Every entry must appear in the output exactly as it does here.

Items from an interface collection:
┌──
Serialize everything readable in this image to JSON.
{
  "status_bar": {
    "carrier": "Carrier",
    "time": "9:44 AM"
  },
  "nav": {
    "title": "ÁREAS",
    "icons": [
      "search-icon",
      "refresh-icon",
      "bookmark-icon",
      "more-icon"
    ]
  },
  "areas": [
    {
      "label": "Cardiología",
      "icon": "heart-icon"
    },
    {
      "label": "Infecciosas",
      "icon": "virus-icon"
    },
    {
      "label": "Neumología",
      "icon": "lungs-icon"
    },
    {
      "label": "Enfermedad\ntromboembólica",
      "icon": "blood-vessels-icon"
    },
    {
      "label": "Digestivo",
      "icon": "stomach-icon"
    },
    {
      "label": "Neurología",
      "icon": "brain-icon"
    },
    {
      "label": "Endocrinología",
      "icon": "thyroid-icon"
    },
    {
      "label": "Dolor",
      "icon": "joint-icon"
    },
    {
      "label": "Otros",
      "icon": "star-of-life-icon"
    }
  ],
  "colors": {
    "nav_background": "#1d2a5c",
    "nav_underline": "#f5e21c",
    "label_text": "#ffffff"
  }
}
└──
#### Answer box:
Serialize everything readable in this image to JSON.
{
  "status_bar": {
    "carrier": "Carrier",
    "time": "9:44 AM"
  },
  "nav": {
    "title": "ÁREAS",
    "icons": [
      "search-icon",
      "refresh-icon",
      "bookmark-icon",
      "more-icon"
    ]
  },
  "areas": [
    {
      "label": "Cardiología",
      "icon": "heart-icon"
    },
    {
      "label": "Infecciosas",
      "icon": "virus-icon"
    },
    {
      "label": "Neumología",
      "icon": "lungs-icon"
    },
    {
      "label": "Enfermedad\ntromboembólica",
      "icon": "blood-vessels-icon"
    },
    {
      "label": "Digestivo",
      "icon": "stomach-icon"
    },
    {
      "label": "Neurología",
      "icon": "brain-icon"
    },
    {
      "label": "Endocrinología",
      "icon": "thyroid-icon"
    },
    {
      "label": "Dolor",
      "icon": "joint-icon"
    },
    {
      "label": "Otros",
      "icon": "star-of-life-icon"
    }
  ],
  "colors": {
    "nav_background": "#1d2a5c",
    "nav_underline": "#f5e21c",
    "label_text": "#ffffff"
  }
}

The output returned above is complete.